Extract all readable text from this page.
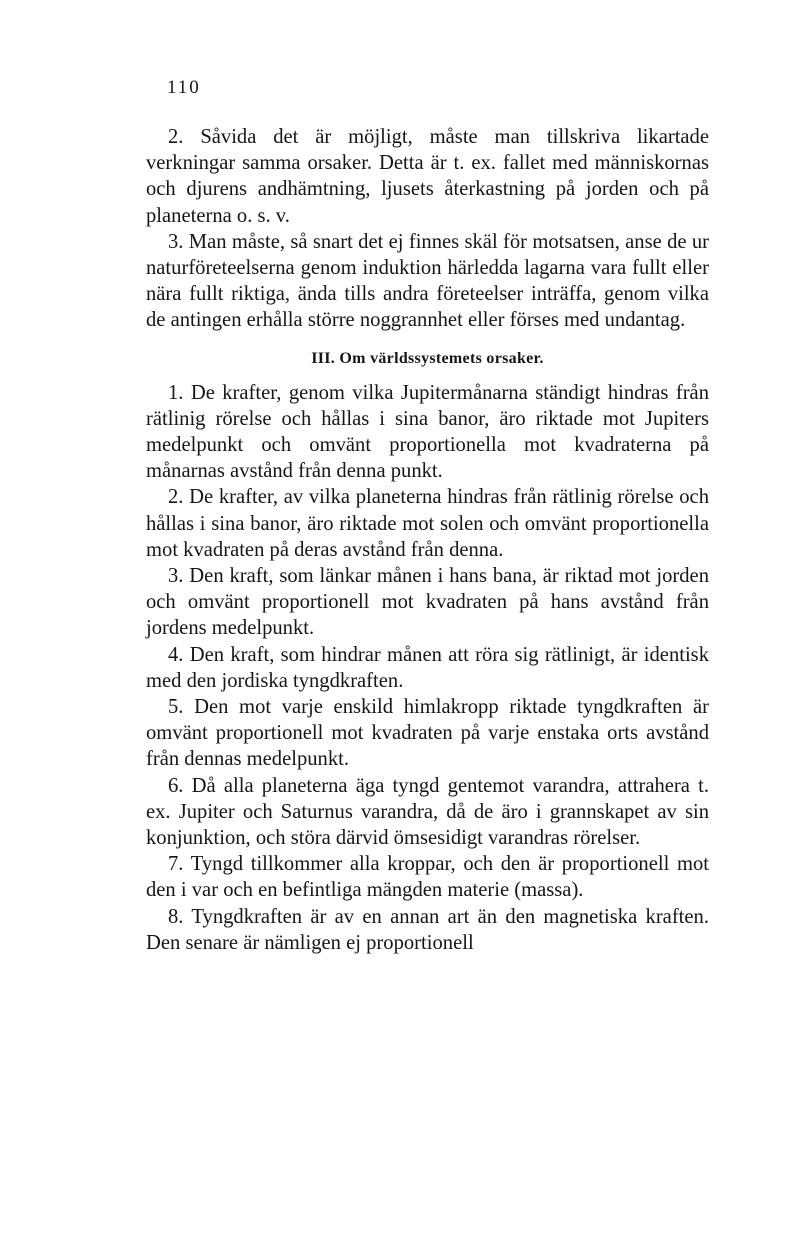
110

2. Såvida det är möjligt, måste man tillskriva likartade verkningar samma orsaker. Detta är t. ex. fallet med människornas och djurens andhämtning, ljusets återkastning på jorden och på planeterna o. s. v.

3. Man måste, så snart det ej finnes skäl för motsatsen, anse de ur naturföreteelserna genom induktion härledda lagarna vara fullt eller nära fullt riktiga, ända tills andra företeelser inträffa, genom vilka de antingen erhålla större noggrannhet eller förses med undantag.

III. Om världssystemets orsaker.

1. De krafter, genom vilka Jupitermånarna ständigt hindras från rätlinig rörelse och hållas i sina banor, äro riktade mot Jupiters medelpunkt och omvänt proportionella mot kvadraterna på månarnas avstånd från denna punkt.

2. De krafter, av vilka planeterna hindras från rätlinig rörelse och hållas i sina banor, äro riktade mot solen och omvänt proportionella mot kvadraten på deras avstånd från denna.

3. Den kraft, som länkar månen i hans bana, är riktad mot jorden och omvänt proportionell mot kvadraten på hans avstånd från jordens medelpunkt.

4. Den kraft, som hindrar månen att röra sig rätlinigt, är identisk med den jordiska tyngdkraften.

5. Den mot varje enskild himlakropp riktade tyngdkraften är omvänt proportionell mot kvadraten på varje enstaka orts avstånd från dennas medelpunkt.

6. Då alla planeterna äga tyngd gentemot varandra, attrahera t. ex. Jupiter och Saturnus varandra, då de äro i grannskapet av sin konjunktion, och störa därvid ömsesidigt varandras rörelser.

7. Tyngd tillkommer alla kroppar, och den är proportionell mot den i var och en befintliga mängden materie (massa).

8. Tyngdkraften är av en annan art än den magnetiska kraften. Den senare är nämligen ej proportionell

########

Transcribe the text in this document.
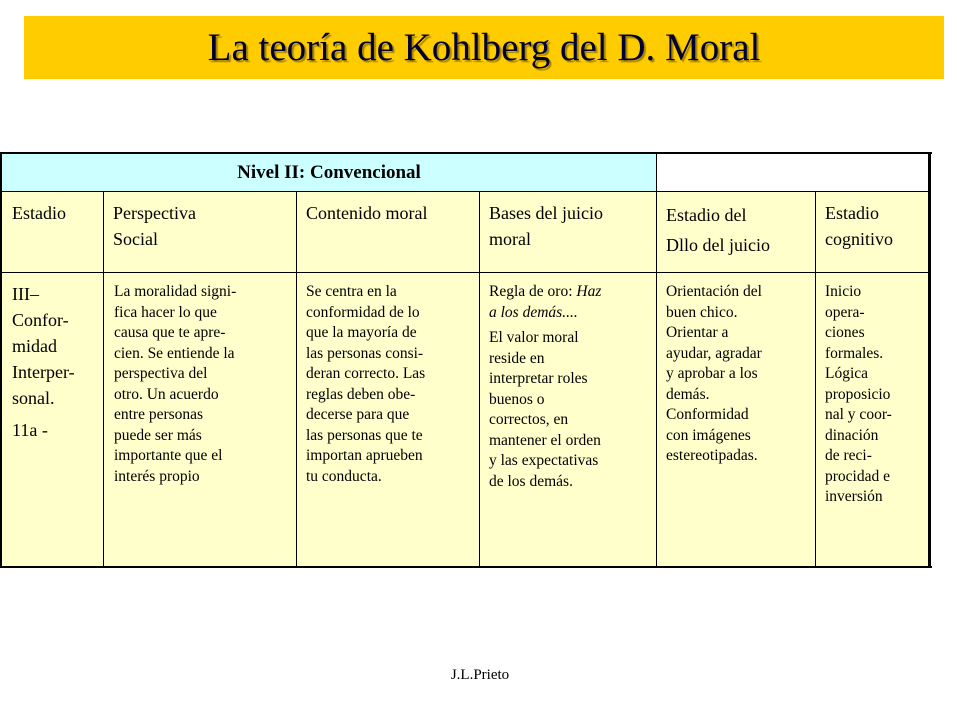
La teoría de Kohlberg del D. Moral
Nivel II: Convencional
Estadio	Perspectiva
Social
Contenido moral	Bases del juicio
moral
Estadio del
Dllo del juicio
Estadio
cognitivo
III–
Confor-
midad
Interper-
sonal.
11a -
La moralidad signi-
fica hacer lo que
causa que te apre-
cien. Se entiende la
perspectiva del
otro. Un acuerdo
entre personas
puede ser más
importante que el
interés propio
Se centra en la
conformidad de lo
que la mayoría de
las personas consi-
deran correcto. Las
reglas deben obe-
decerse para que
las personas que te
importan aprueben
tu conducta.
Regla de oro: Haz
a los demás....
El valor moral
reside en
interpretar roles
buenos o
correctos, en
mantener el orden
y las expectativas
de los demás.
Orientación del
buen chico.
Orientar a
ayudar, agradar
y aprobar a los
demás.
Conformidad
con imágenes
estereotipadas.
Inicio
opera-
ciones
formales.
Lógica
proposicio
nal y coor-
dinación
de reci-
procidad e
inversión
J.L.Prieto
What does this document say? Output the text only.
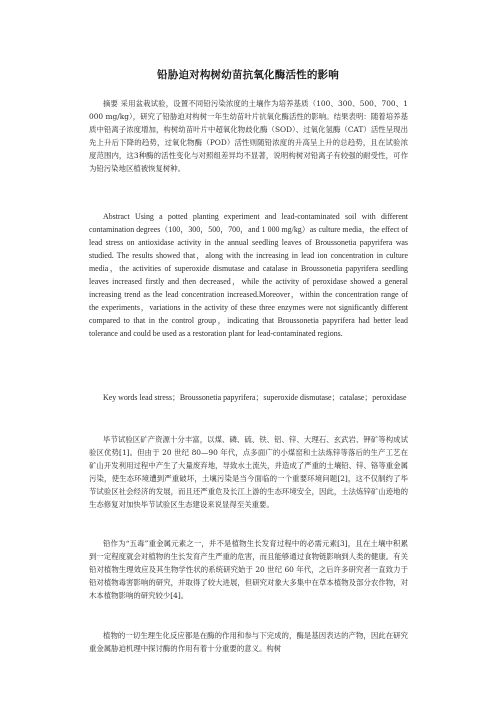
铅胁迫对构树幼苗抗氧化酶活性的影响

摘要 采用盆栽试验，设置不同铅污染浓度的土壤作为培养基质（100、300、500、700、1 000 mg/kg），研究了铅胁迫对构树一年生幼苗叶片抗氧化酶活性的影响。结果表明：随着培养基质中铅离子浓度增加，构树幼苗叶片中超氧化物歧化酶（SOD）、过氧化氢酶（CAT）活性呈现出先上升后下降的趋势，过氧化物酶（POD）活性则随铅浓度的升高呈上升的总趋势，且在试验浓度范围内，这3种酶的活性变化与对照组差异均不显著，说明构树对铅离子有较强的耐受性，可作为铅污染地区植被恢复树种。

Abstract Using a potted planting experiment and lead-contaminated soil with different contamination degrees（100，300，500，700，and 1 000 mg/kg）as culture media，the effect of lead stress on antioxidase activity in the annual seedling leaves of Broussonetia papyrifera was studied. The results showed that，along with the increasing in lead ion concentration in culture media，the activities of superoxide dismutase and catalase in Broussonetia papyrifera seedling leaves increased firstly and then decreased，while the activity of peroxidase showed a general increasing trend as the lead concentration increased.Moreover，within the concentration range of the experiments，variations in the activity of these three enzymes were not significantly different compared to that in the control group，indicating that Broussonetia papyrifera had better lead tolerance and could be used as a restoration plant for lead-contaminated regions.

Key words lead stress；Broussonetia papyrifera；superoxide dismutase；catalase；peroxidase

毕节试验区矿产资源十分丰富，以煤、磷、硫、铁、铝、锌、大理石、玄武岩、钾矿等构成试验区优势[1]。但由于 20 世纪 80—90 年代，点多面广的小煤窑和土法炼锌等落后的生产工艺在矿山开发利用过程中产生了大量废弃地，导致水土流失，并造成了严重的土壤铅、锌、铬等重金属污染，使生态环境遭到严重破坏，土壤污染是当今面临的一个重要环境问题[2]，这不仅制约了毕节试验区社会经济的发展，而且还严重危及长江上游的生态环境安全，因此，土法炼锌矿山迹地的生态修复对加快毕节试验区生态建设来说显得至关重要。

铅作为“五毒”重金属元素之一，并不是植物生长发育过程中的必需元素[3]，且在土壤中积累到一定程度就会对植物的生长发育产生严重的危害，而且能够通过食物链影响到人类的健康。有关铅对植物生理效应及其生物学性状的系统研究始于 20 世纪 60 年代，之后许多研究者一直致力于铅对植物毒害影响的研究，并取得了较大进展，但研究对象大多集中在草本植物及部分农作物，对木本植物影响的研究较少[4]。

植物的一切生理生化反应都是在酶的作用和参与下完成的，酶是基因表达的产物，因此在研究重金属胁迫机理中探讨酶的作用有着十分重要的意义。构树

########

Try it
If a line of the listing above holds the string "månen", copy it.

Response to this task
3. Den kraft, som länkar månen i hans bana, är riktad mot jorden och omvänt proportionell mot kvadraten på hans avstånd från jordens medelpunkt.
4. Den kraft, som hindrar månen att röra sig rätlinigt, är identisk med den jordiska tyngdkraften.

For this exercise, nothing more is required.